**Data for the task**:
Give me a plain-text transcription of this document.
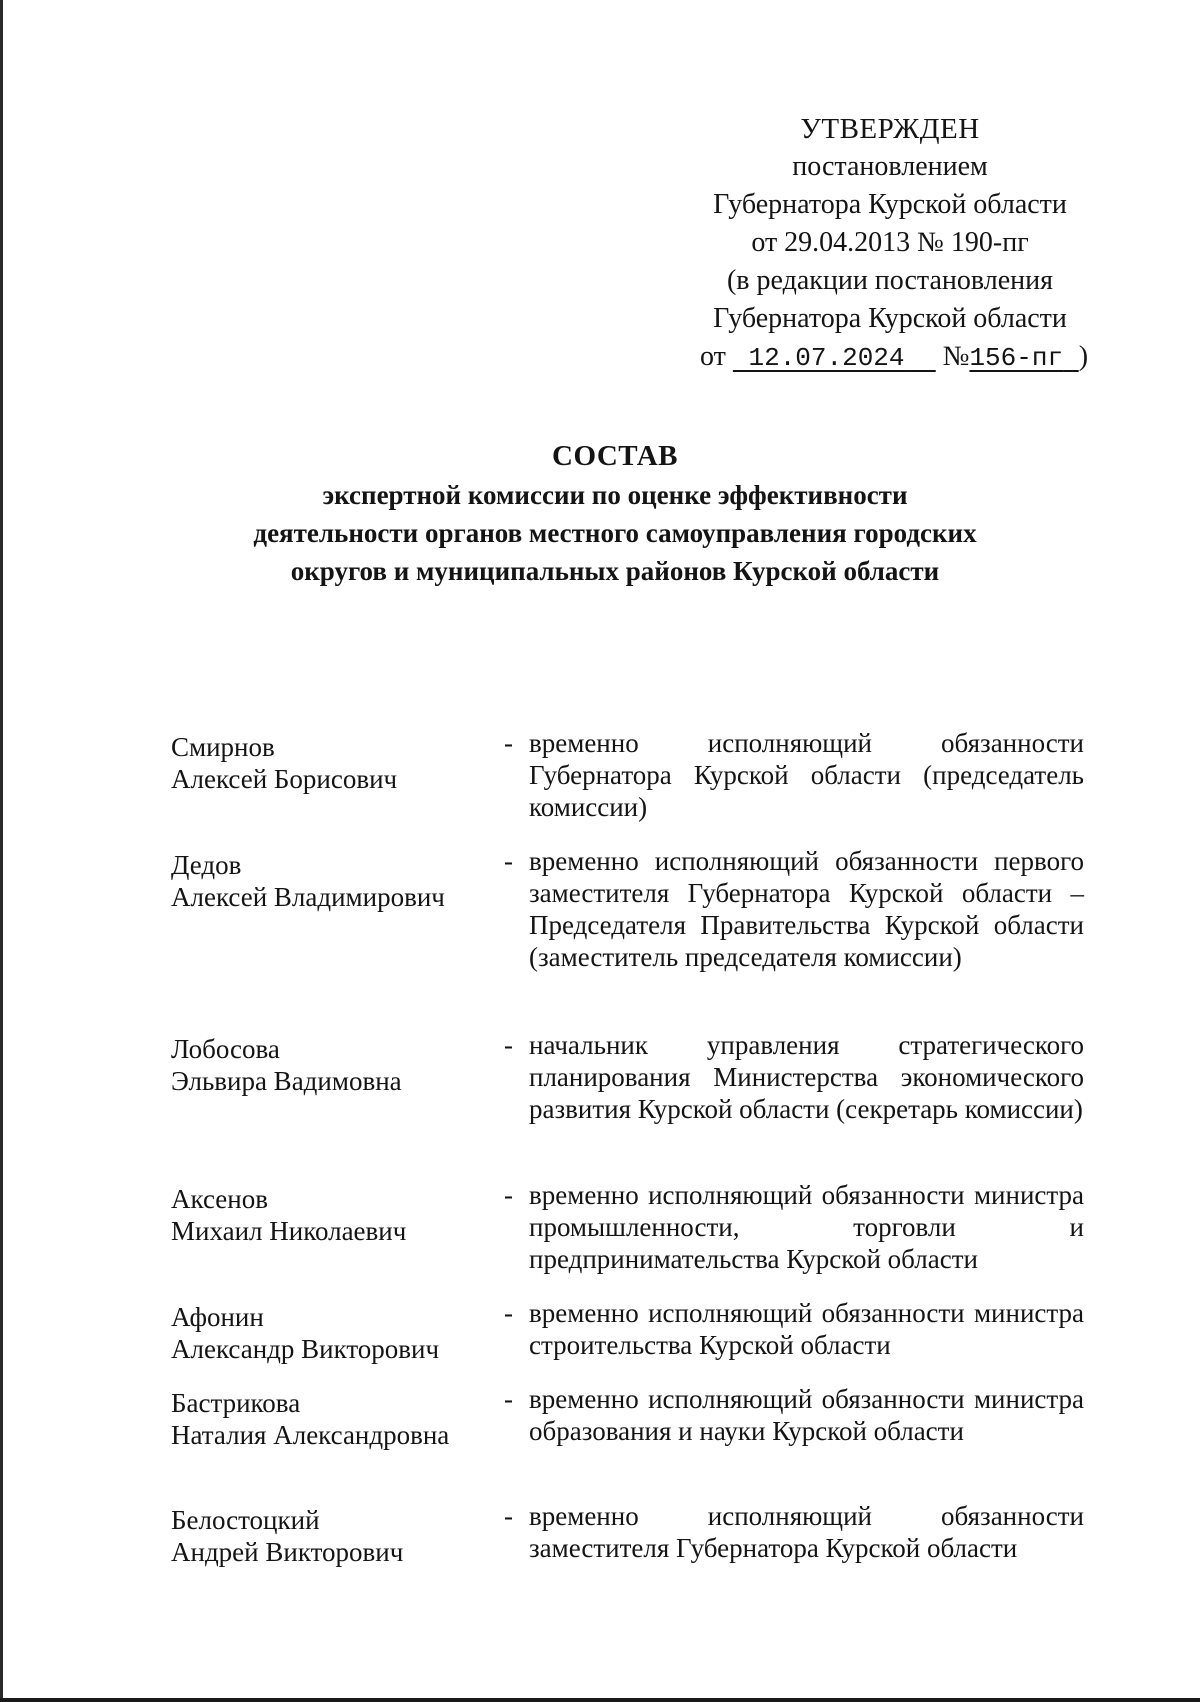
УТВЕРЖДЕН
постановлением
Губернатора Курской области
от 29.04.2013 № 190-пг
(в редакции постановления
Губернатора Курской области
от 12.07.2024 №156-пг )
СОСТАВ
экспертной комиссии по оценке эффективности
деятельности органов местного самоуправления городских
округов и муниципальных районов Курской области
Смирнов
Алексей Борисович
- временно исполняющий обязанности Губернатора Курской области (председатель комиссии)
Дедов
Алексей Владимирович
- временно исполняющий обязанности первого заместителя Губернатора Курской области – Председателя Правительства Курской области (заместитель председателя комиссии)
Лобосова
Эльвира Вадимовна
- начальник управления стратегического планирования Министерства экономического развития Курской области (секретарь комиссии)
Аксенов
Михаил Николаевич
- временно исполняющий обязанности министра промышленности, торговли и предпринимательства Курской области
Афонин
Александр Викторович
- временно исполняющий обязанности министра строительства Курской области
Бастрикова
Наталия Александровна
- временно исполняющий обязанности министра образования и науки Курской области
Белостоцкий
Андрей Викторович
- временно исполняющий обязанности заместителя Губернатора Курской области
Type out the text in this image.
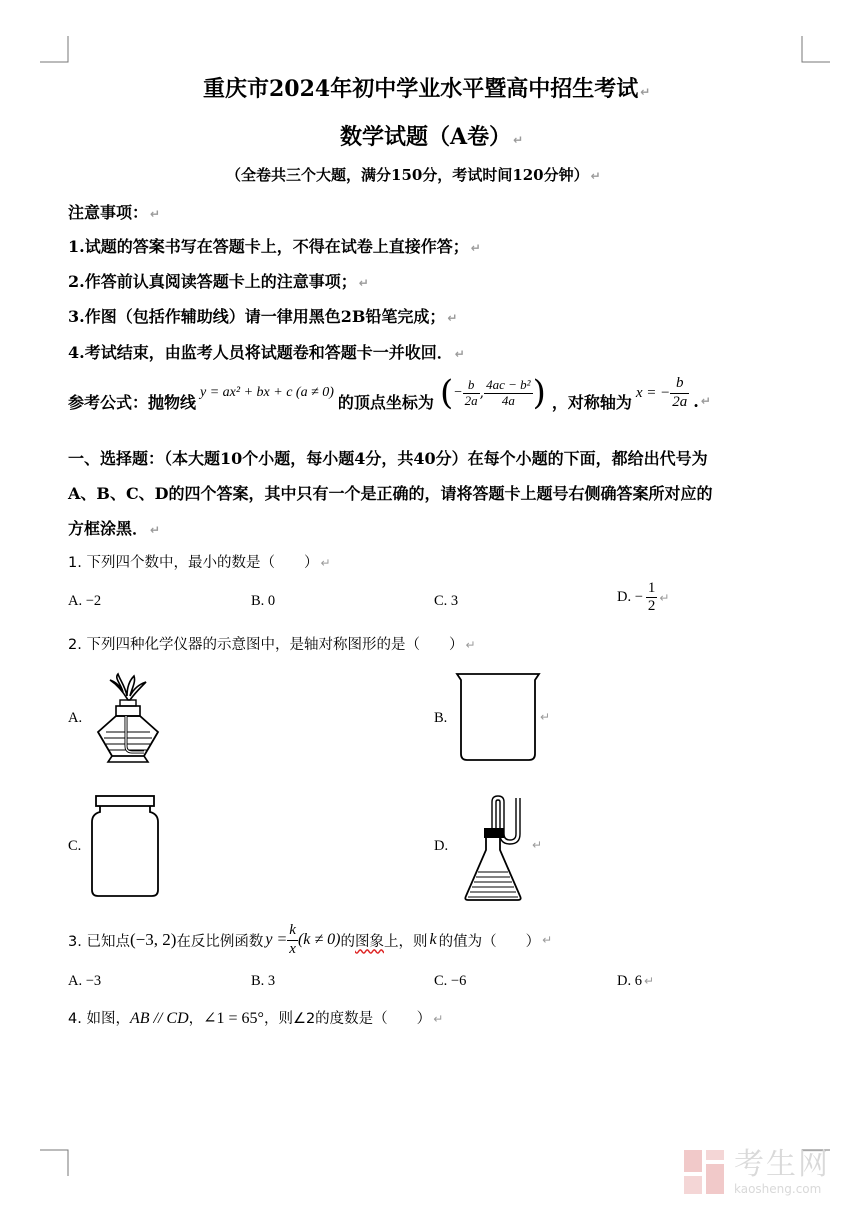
重庆市2024年初中学业水平暨高中招生考试 ↵
数学试题（A卷） ↵
（全卷共三个大题，满分150分，考试时间120分钟） ↵
注意事项： ↵
1.试题的答案书写在答题卡上，不得在试卷上直接作答； ↵
2.作答前认真阅读答题卡上的注意事项； ↵
3.作图（包括作辅助线）请一律用黑色2B铅笔完成； ↵
4.考试结束，由监考人员将试题卷和答题卡一并收回． ↵
参考公式：抛物线 y = ax² + bx + c (a ≠ 0) 的顶点坐标为 ( − $\frac{b}{2a}$ , $\frac{\text{4ac − b²}}{4a}$ ) ，对称轴为 x = − $\frac{b}{2a}$ . ↵
一、选择题：（本大题10个小题，每小题4分，共40分）在每个小题的下面，都给出代号为
A、B、C、D的四个答案，其中只有一个是正确的，请将答题卡上题号右侧确答案所对应的
方框涂黑． ↵
1. 下列四个数中，最小的数是（　　） ↵
A. −2	B. 0	C. 3	D. − $\frac{1}{2}$ ↵
2. 下列四种化学仪器的示意图中，是轴对称图形的是（　　） ↵
A.	B.	↵
C.	D.	↵
3. 已知点 (−3, 2) 在反比例函数 $y = \frac{k}{x} (k \ne 0)$ 的 图象 上，则 k 的值为（　　） ↵
A. −3	B. 3	C. −6	D. 6 ↵
4. 如图，AB // CD，∠1 = 65°，则∠2的度数是（　　） ↵
考生网
kaosheng.com
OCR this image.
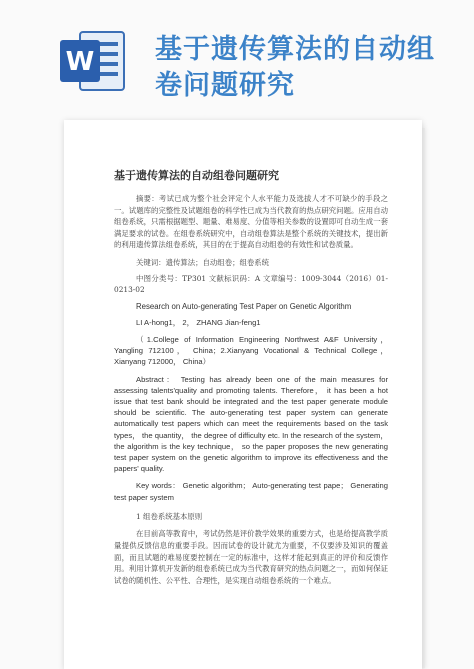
W 基于遗传算法的自动组卷问题研究
基于遗传算法的自动组卷问题研究
摘要：考试已成为整个社会评定个人水平能力及选拔人才不可缺少的手段之一。试题库的完整性及试题组卷的科学性已成为当代教育的热点研究问题。应用自动组卷系统，只需根据题型、题量、难易度、分值等相关参数的设置即可自动生成一套满足要求的试卷。在组卷系统研究中，自动组卷算法是整个系统的关键技术，提出新的利用遗传算法组卷系统，其目的在于提高自动组卷的有效性和试卷质量。
关键词：遗传算法；自动组卷；组卷系统
中图分类号：TP301 文献标识码：A 文章编号：1009-3044（2016）01-0213-02
Research on Auto-generating Test Paper on Genetic Algorithm
LI A-hong1， 2， ZHANG Jian-feng1
（1.College of Information Engineering Northwest A&F University，Yangling 712100， China；2.Xianyang Vocational & Technical College，Xianyang 712000， China）
Abstract： Testing has already been one of the main measures for assessing talents'quality and promoting talents. Therefore， it has been a hot issue that test bank should be integrated and the test paper generate module should be scientific. The auto-generating test paper system can generate automatically test papers which can meet the requirements based on the task types， the quantity， the degree of difficulty etc. In the research of the system， the algorithm is the key technique， so the paper proposes the new generating test paper system on the genetic algorithm to improve its effectiveness and the papers' quality.
Key words： Genetic algorithm； Auto-generating test pape； Generating test paper system
1 组卷系统基本原则
在目前高等教育中，考试仍然是评价教学效果的重要方式，也是给提高教学质量提供反馈信息的重要手段。因而试卷的设计就尤为重要，不仅要涉及知识的覆盖面，而且试题的难易度要控制在一定的标准中，这样才能起到真正的评价和反馈作用。利用计算机开发新的组卷系统已成为当代教育研究的热点问题之一，而如何保证试卷的随机性、公平性、合理性，是实现自动组卷系统的一个难点。
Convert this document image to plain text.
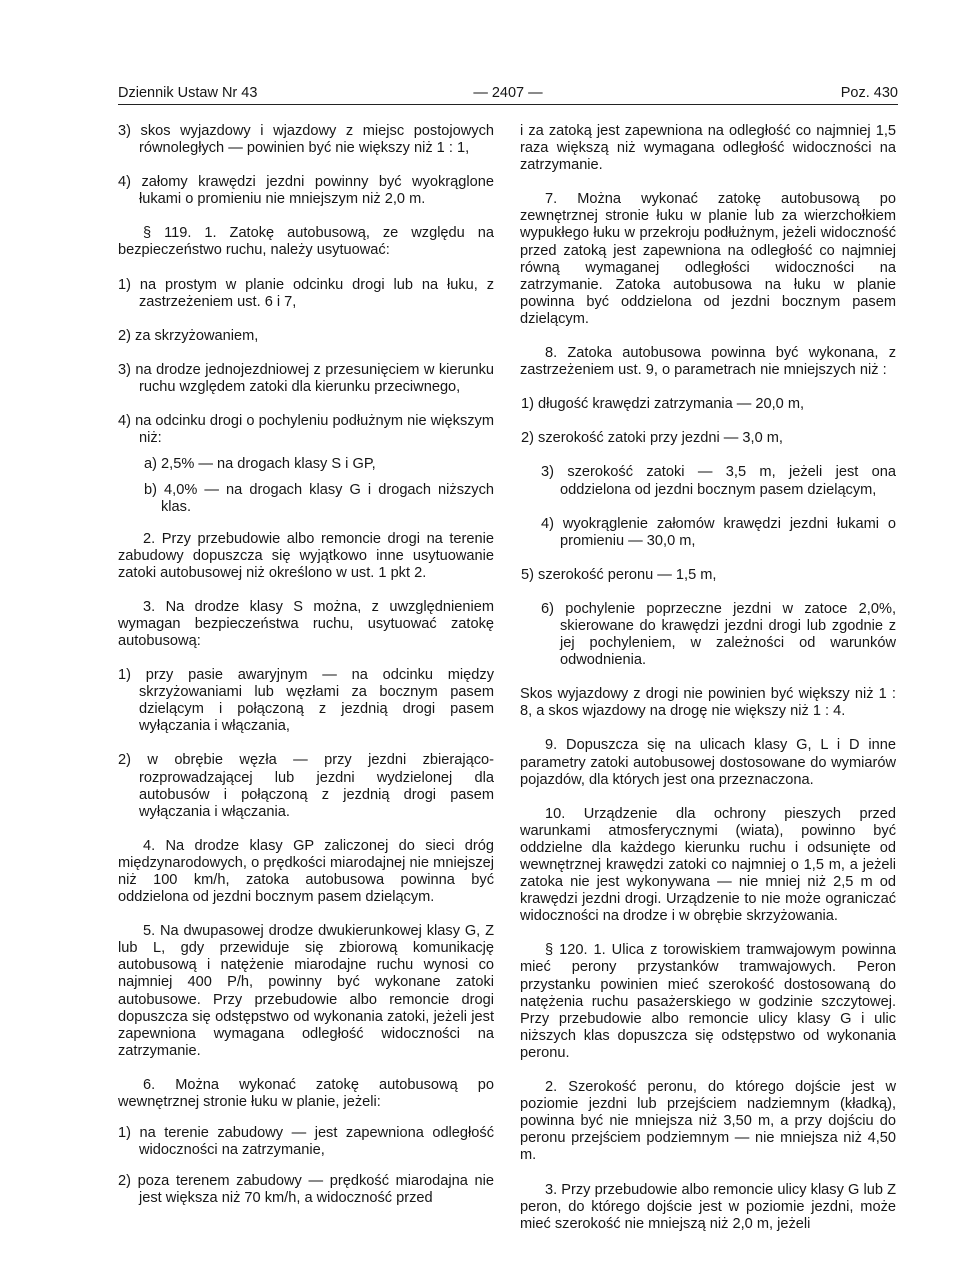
Dziennik Ustaw Nr 43	— 2407 —	Poz. 430

3) skos wyjazdowy i wjazdowy z miejsc postojowych równoległych — powinien być nie większy niż 1 : 1,

4) załomy krawędzi jezdni powinny być wyokrąglone łukami o promieniu nie mniejszym niż 2,0 m.

§ 119. 1. Zatokę autobusową, ze względu na bezpieczeństwo ruchu, należy usytuować:

1) na prostym w planie odcinku drogi lub na łuku, z zastrzeżeniem ust. 6 i 7,

2) za skrzyżowaniem,

3) na drodze jednojezdniowej z przesunięciem w kierunku ruchu względem zatoki dla kierunku przeciwnego,

4) na odcinku drogi o pochyleniu podłużnym nie większym niż:

a) 2,5% — na drogach klasy S i GP,

b) 4,0% — na drogach klasy G i drogach niższych klas.

2. Przy przebudowie albo remoncie drogi na terenie zabudowy dopuszcza się wyjątkowo inne usytuowanie zatoki autobusowej niż określono w ust. 1 pkt 2.

3. Na drodze klasy S można, z uwzględnieniem wymagan bezpieczeństwa ruchu, usytuować zatokę autobusową:

1) przy pasie awaryjnym — na odcinku między skrzyżowaniami lub węzłami za bocznym pasem dzielącym i połączoną z jezdnią drogi pasem wyłączania i włączania,

2) w obrębie węzła — przy jezdni zbierająco-rozprowadzającej lub jezdni wydzielonej dla autobusów i połączoną z jezdnią drogi pasem wyłączania i włączania.

4. Na drodze klasy GP zaliczonej do sieci dróg międzynarodowych, o prędkości miarodajnej nie mniejszej niż 100 km/h, zatoka autobusowa powinna być oddzielona od jezdni bocznym pasem dzielącym.

5. Na dwupasowej drodze dwukierunkowej klasy G, Z lub L, gdy przewiduje się zbiorową komunikację autobusową i natężenie miarodajne ruchu wynosi co najmniej 400 P/h, powinny być wykonane zatoki autobusowe. Przy przebudowie albo remoncie drogi dopuszcza się odstępstwo od wykonania zatoki, jeżeli jest zapewniona wymagana odległość widoczności na zatrzymanie.

6. Można wykonać zatokę autobusową po wewnętrznej stronie łuku w planie, jeżeli:

1) na terenie zabudowy — jest zapewniona odległość widoczności na zatrzymanie,

2) poza terenem zabudowy — prędkość miarodajna nie jest większa niż 70 km/h, a widoczność przed

i za zatoką jest zapewniona na odległość co najmniej 1,5 raza większą niż wymagana odległość widoczności na zatrzymanie.

7. Można wykonać zatokę autobusową po zewnętrznej stronie łuku w planie lub za wierzchołkiem wypukłego łuku w przekroju podłużnym, jeżeli widoczność przed zatoką jest zapewniona na odległość co najmniej równą wymaganej odległości widoczności na zatrzymanie. Zatoka autobusowa na łuku w planie powinna być oddzielona od jezdni bocznym pasem dzielącym.

8. Zatoka autobusowa powinna być wykonana, z zastrzeżeniem ust. 9, o parametrach nie mniejszych niż :

1) długość krawędzi zatrzymania — 20,0 m,

2) szerokość zatoki przy jezdni — 3,0 m,

3) szerokość zatoki — 3,5 m, jeżeli jest ona oddzielona od jezdni bocznym pasem dzielącym,

4) wyokrąglenie załomów krawędzi jezdni łukami o promieniu — 30,0 m,

5) szerokość peronu — 1,5 m,

6) pochylenie poprzeczne jezdni w zatoce 2,0%, skierowane do krawędzi jezdni drogi lub zgodnie z jej pochyleniem, w zależności od warunków odwodnienia.

Skos wyjazdowy z drogi nie powinien być większy niż 1 : 8, a skos wjazdowy na drogę nie większy niż 1 : 4.

9. Dopuszcza się na ulicach klasy G, L i D inne parametry zatoki autobusowej dostosowane do wymiarów pojazdów, dla których jest ona przeznaczona.

10. Urządzenie dla ochrony pieszych przed warunkami atmosferycznymi (wiata), powinno być oddzielne dla każdego kierunku ruchu i odsunięte od wewnętrznej krawędzi zatoki co najmniej o 1,5 m, a jeżeli zatoka nie jest wykonywana — nie mniej niż 2,5 m od krawędzi jezdni drogi. Urządzenie to nie może ograniczać widoczności na drodze i w obrębie skrzyżowania.

§ 120. 1. Ulica z torowiskiem tramwajowym powinna mieć perony przystanków tramwajowych. Peron przystanku powinien mieć szerokość dostosowaną do natężenia ruchu pasażerskiego w godzinie szczytowej. Przy przebudowie albo remoncie ulicy klasy G i ulic niższych klas dopuszcza się odstępstwo od wykonania peronu.

2. Szerokość peronu, do którego dojście jest w poziomie jezdni lub przejściem nadziemnym (kładką), powinna być nie mniejsza niż 3,50 m, a przy dojściu do peronu przejściem podziemnym — nie mniejsza niż 4,50 m.

3. Przy przebudowie albo remoncie ulicy klasy G lub Z peron, do którego dojście jest w poziomie jezdni, może mieć szerokość nie mniejszą niż 2,0 m, jeżeli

**Given instruction**:
Work out the number of lines in this listing that include the word "基于遗传算法的自动组卷问题研究". Reply with that number only.

**Task response**:
2